_What to do_
Below are the records; pull every line that includes "into".

_Input for this task_

- - - -

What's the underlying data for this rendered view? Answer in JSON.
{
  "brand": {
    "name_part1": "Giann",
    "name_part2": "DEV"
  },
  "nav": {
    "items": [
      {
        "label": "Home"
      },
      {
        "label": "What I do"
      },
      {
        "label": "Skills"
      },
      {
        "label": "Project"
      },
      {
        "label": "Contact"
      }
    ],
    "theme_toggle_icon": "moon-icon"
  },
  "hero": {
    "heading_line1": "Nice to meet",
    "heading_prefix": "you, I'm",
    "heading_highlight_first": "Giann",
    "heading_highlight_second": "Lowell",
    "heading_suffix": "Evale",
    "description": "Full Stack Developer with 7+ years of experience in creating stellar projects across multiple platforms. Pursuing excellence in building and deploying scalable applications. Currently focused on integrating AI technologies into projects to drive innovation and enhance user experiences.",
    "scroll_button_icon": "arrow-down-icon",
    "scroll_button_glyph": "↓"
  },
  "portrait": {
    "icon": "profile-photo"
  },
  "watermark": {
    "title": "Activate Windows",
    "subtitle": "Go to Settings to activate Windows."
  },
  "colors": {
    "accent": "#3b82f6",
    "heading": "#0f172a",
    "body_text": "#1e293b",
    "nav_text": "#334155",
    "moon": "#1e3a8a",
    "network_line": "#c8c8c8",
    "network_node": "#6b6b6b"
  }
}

- - - -

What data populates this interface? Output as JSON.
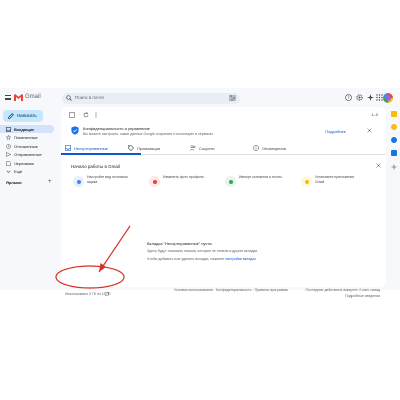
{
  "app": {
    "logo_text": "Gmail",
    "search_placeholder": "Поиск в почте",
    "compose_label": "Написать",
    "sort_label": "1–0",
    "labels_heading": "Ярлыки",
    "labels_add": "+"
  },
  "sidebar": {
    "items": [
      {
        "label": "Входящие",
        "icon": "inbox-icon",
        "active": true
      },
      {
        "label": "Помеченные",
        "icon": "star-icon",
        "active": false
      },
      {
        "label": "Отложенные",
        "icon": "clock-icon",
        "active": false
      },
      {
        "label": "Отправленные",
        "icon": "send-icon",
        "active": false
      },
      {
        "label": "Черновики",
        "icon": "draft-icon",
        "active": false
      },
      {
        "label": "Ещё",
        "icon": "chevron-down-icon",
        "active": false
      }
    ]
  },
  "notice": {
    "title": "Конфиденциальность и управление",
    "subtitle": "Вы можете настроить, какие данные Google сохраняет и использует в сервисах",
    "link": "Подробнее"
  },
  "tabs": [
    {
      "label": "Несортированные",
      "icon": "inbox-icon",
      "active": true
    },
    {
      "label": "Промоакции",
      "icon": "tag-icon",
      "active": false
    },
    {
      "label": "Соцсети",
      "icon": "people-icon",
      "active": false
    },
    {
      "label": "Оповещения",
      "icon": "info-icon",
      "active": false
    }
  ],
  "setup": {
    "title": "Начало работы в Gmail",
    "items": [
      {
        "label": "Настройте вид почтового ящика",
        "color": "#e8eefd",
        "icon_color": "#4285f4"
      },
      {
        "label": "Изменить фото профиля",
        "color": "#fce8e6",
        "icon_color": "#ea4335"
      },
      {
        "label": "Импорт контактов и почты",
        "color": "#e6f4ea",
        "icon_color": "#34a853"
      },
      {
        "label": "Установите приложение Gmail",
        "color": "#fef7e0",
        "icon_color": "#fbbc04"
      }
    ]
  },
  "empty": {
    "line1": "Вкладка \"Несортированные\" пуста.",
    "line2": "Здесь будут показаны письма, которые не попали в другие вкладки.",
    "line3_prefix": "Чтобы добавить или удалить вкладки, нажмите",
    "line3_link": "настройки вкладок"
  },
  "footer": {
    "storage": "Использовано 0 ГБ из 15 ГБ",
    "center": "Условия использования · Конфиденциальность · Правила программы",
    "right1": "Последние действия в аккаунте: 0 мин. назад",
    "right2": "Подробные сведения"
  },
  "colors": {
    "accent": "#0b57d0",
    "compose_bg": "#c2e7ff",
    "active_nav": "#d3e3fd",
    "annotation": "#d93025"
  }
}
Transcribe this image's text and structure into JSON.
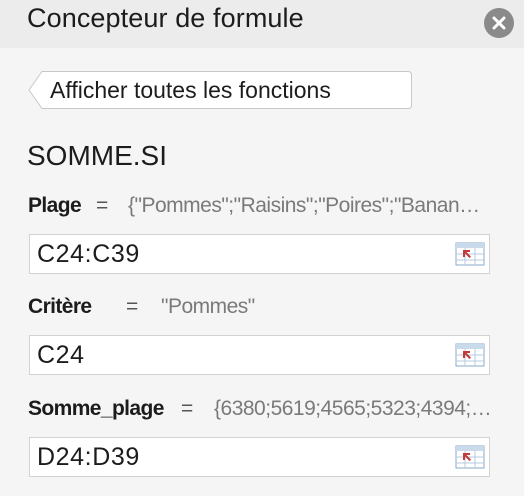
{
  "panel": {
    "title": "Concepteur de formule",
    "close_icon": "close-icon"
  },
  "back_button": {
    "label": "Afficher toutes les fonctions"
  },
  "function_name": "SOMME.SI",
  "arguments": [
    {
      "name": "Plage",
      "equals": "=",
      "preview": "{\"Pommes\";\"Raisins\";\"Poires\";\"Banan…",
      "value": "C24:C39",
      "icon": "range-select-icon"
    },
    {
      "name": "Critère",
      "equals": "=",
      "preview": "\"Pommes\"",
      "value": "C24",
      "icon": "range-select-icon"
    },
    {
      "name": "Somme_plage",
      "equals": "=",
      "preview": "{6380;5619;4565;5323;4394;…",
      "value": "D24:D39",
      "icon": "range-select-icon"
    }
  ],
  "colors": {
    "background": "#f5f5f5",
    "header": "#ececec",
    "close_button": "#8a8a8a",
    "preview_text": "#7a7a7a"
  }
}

- - - -

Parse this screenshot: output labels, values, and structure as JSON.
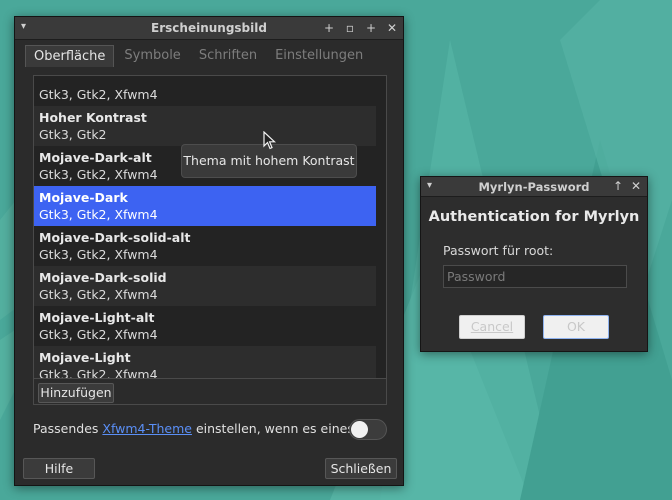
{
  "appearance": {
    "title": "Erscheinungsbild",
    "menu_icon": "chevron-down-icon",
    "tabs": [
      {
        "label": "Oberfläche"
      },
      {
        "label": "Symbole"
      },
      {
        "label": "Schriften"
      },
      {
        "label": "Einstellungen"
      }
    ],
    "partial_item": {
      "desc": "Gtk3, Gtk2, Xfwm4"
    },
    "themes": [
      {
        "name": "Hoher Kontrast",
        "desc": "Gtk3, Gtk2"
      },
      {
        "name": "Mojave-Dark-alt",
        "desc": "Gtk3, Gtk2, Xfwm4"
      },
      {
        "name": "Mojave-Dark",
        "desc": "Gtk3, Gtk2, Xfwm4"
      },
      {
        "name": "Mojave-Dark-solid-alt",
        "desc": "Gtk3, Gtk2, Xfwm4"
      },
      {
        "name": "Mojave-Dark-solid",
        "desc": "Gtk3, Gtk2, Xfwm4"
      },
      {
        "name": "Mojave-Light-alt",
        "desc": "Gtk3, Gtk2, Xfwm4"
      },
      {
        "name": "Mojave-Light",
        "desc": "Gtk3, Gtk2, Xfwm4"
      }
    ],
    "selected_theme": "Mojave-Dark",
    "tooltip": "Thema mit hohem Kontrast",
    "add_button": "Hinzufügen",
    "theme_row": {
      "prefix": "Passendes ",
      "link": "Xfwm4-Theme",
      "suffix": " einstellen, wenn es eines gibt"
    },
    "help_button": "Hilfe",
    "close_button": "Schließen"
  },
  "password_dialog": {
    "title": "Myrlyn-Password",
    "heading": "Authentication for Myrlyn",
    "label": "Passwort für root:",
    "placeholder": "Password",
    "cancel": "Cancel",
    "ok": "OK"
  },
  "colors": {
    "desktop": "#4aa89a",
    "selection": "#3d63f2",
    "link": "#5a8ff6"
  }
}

- - - -

_Reply to the task_
    "description": "Full Stack Developer with 7+ years of experience in creating stellar projects across multiple platforms. Pursuing excellence in building and deploying scalable applications. Currently focused on integrating AI technologies into projects to drive innovation and enhance user experiences.",
Transcribe this image's text and structure into JSON.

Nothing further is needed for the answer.